[PROBLEM DESCRIPTION]:
Retype the complete listing exactly as it appears.

Records from a dataset:
******

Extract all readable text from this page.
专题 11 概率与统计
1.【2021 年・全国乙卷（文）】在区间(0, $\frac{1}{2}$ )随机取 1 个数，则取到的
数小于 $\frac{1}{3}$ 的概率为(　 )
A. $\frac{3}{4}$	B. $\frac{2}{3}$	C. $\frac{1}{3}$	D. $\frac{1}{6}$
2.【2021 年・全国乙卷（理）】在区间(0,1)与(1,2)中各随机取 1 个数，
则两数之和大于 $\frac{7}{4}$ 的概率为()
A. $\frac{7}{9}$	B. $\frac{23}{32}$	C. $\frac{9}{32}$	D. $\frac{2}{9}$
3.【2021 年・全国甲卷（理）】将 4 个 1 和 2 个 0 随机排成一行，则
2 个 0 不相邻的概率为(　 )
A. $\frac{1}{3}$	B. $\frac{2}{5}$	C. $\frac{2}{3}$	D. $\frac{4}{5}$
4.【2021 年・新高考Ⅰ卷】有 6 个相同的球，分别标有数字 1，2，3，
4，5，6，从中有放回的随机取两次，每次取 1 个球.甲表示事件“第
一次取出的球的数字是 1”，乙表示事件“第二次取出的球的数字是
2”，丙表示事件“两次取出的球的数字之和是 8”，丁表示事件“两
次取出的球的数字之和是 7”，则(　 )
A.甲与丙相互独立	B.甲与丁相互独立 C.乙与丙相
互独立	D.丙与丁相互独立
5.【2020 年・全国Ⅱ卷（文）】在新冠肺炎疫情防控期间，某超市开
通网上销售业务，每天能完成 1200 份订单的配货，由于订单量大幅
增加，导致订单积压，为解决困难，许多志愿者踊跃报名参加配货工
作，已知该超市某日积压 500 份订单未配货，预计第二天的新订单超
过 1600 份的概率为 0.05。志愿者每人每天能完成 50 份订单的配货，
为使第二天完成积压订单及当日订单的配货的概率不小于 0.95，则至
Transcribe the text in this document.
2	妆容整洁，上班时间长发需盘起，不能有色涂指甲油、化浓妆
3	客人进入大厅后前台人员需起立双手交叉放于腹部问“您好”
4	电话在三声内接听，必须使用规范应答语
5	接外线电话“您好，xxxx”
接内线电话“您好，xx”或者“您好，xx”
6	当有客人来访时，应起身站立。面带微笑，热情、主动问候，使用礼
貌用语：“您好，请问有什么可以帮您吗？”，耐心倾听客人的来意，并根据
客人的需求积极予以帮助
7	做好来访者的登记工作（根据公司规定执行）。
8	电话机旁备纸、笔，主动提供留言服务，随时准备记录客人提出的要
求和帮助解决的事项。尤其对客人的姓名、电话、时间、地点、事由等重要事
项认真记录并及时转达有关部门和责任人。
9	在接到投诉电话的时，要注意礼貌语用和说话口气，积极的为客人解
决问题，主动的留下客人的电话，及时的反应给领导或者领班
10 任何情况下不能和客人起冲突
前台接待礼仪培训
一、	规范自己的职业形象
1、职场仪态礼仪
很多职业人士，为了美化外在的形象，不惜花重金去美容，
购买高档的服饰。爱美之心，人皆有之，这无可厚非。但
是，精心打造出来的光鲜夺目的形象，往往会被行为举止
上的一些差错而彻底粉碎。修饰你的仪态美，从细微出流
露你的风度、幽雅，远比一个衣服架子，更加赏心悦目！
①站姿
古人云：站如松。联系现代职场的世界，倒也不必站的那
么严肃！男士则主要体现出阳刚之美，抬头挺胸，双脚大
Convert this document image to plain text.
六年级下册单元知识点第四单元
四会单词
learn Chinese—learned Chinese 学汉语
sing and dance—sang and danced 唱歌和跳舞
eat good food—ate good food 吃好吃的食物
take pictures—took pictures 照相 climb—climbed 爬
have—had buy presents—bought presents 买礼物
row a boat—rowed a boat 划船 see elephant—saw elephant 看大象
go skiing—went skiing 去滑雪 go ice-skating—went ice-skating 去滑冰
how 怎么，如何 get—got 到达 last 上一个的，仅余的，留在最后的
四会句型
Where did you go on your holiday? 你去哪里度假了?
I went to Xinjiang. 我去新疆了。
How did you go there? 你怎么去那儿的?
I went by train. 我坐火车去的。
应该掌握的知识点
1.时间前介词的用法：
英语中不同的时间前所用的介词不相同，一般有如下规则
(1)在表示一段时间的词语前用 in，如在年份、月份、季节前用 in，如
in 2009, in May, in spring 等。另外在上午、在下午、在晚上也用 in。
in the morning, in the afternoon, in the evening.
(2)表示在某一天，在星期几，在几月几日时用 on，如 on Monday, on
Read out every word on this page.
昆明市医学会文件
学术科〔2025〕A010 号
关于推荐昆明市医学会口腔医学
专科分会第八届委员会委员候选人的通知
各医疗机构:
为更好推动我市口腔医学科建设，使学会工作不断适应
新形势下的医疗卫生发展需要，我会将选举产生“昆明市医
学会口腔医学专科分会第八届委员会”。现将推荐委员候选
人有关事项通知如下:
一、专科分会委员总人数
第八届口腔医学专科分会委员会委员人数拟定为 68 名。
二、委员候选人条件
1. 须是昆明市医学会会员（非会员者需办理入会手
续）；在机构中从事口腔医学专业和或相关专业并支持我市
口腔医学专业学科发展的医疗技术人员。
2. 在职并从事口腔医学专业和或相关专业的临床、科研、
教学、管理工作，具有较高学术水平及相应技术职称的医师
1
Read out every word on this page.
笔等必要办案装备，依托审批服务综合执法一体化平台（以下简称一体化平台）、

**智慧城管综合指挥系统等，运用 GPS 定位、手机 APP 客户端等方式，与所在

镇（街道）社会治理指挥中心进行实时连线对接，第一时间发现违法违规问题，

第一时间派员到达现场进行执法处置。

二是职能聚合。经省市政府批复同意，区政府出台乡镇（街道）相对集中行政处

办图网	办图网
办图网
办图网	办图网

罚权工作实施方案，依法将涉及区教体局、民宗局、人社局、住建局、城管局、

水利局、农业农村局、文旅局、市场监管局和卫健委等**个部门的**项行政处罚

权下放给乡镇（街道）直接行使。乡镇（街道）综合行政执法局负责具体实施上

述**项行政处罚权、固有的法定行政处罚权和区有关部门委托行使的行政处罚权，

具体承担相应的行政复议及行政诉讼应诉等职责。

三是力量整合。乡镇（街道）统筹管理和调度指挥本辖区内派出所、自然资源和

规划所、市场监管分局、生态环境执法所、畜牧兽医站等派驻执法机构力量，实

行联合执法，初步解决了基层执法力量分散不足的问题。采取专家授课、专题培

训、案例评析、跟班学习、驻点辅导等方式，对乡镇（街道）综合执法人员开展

******

[OUTPUT OF THE TASK]:
Extract all readable text from this page.
专题 11 概率与统计
1.【2021 年・全国乙卷（文）】在区间(0, $\frac{1}{2}$ )随机取 1 个数，则取到的
数小于 $\frac{1}{3}$ 的概率为(　 )
A. $\frac{3}{4}$	B. $\frac{2}{3}$	C. $\frac{1}{3}$	D. $\frac{1}{6}$
2.【2021 年・全国乙卷（理）】在区间(0,1)与(1,2)中各随机取 1 个数，
则两数之和大于 $\frac{7}{4}$ 的概率为()
A. $\frac{7}{9}$	B. $\frac{23}{32}$	C. $\frac{9}{32}$	D. $\frac{2}{9}$
3.【2021 年・全国甲卷（理）】将 4 个 1 和 2 个 0 随机排成一行，则
2 个 0 不相邻的概率为(　 )
A. $\frac{1}{3}$	B. $\frac{2}{5}$	C. $\frac{2}{3}$	D. $\frac{4}{5}$
4.【2021 年・新高考Ⅰ卷】有 6 个相同的球，分别标有数字 1，2，3，
4，5，6，从中有放回的随机取两次，每次取 1 个球.甲表示事件“第
一次取出的球的数字是 1”，乙表示事件“第二次取出的球的数字是
2”，丙表示事件“两次取出的球的数字之和是 8”，丁表示事件“两
次取出的球的数字之和是 7”，则(　 )
A.甲与丙相互独立	B.甲与丁相互独立 C.乙与丙相
互独立	D.丙与丁相互独立
5.【2020 年・全国Ⅱ卷（文）】在新冠肺炎疫情防控期间，某超市开
通网上销售业务，每天能完成 1200 份订单的配货，由于订单量大幅
增加，导致订单积压，为解决困难，许多志愿者踊跃报名参加配货工
作，已知该超市某日积压 500 份订单未配货，预计第二天的新订单超
过 1600 份的概率为 0.05。志愿者每人每天能完成 50 份订单的配货，
为使第二天完成积压订单及当日订单的配货的概率不小于 0.95，则至
Transcribe the text in this document.
2	妆容整洁，上班时间长发需盘起，不能有色涂指甲油、化浓妆
3	客人进入大厅后前台人员需起立双手交叉放于腹部问“您好”
4	电话在三声内接听，必须使用规范应答语
5	接外线电话“您好，xxxx”
接内线电话“您好，xx”或者“您好，xx”
6	当有客人来访时，应起身站立。面带微笑，热情、主动问候，使用礼
貌用语：“您好，请问有什么可以帮您吗？”，耐心倾听客人的来意，并根据
客人的需求积极予以帮助
7	做好来访者的登记工作（根据公司规定执行）。
8	电话机旁备纸、笔，主动提供留言服务，随时准备记录客人提出的要
求和帮助解决的事项。尤其对客人的姓名、电话、时间、地点、事由等重要事
项认真记录并及时转达有关部门和责任人。
9	在接到投诉电话的时，要注意礼貌语用和说话口气，积极的为客人解
决问题，主动的留下客人的电话，及时的反应给领导或者领班
10 任何情况下不能和客人起冲突
前台接待礼仪培训
一、	规范自己的职业形象
1、职场仪态礼仪
很多职业人士，为了美化外在的形象，不惜花重金去美容，
购买高档的服饰。爱美之心，人皆有之，这无可厚非。但
是，精心打造出来的光鲜夺目的形象，往往会被行为举止
上的一些差错而彻底粉碎。修饰你的仪态美，从细微出流
露你的风度、幽雅，远比一个衣服架子，更加赏心悦目！
①站姿
古人云：站如松。联系现代职场的世界，倒也不必站的那
么严肃！男士则主要体现出阳刚之美，抬头挺胸，双脚大
Convert this document image to plain text.
六年级下册单元知识点第四单元
四会单词
learn Chinese—learned Chinese 学汉语
sing and dance—sang and danced 唱歌和跳舞
eat good food—ate good food 吃好吃的食物
take pictures—took pictures 照相 climb—climbed 爬
have—had buy presents—bought presents 买礼物
row a boat—rowed a boat 划船 see elephant—saw elephant 看大象
go skiing—went skiing 去滑雪 go ice-skating—went ice-skating 去滑冰
how 怎么，如何 get—got 到达 last 上一个的，仅余的，留在最后的
四会句型
Where did you go on your holiday? 你去哪里度假了?
I went to Xinjiang. 我去新疆了。
How did you go there? 你怎么去那儿的?
I went by train. 我坐火车去的。
应该掌握的知识点
1.时间前介词的用法：
英语中不同的时间前所用的介词不相同，一般有如下规则
(1)在表示一段时间的词语前用 in，如在年份、月份、季节前用 in，如
in 2009, in May, in spring 等。另外在上午、在下午、在晚上也用 in。
in the morning, in the afternoon, in the evening.
(2)表示在某一天，在星期几，在几月几日时用 on，如 on Monday, on
Read out every word on this page.
昆明市医学会文件
学术科〔2025〕A010 号
关于推荐昆明市医学会口腔医学
专科分会第八届委员会委员候选人的通知
各医疗机构:
为更好推动我市口腔医学科建设，使学会工作不断适应
新形势下的医疗卫生发展需要，我会将选举产生“昆明市医
学会口腔医学专科分会第八届委员会”。现将推荐委员候选
人有关事项通知如下:
一、专科分会委员总人数
第八届口腔医学专科分会委员会委员人数拟定为 68 名。
二、委员候选人条件
1. 须是昆明市医学会会员（非会员者需办理入会手
续）；在机构中从事口腔医学专业和或相关专业并支持我市
口腔医学专业学科发展的医疗技术人员。
2. 在职并从事口腔医学专业和或相关专业的临床、科研、
教学、管理工作，具有较高学术水平及相应技术职称的医师
1
Read out every word on this page.
笔等必要办案装备，依托审批服务综合执法一体化平台（以下简称一体化平台）、

**智慧城管综合指挥系统等，运用 GPS 定位、手机 APP 客户端等方式，与所在

镇（街道）社会治理指挥中心进行实时连线对接，第一时间发现违法违规问题，

第一时间派员到达现场进行执法处置。

二是职能聚合。经省市政府批复同意，区政府出台乡镇（街道）相对集中行政处

办图网	办图网
办图网
办图网	办图网

罚权工作实施方案，依法将涉及区教体局、民宗局、人社局、住建局、城管局、

水利局、农业农村局、文旅局、市场监管局和卫健委等**个部门的**项行政处罚

权下放给乡镇（街道）直接行使。乡镇（街道）综合行政执法局负责具体实施上

述**项行政处罚权、固有的法定行政处罚权和区有关部门委托行使的行政处罚权，

具体承担相应的行政复议及行政诉讼应诉等职责。

三是力量整合。乡镇（街道）统筹管理和调度指挥本辖区内派出所、自然资源和

规划所、市场监管分局、生态环境执法所、畜牧兽医站等派驻执法机构力量，实

行联合执法，初步解决了基层执法力量分散不足的问题。采取专家授课、专题培

训、案例评析、跟班学习、驻点辅导等方式，对乡镇（街道）综合执法人员开展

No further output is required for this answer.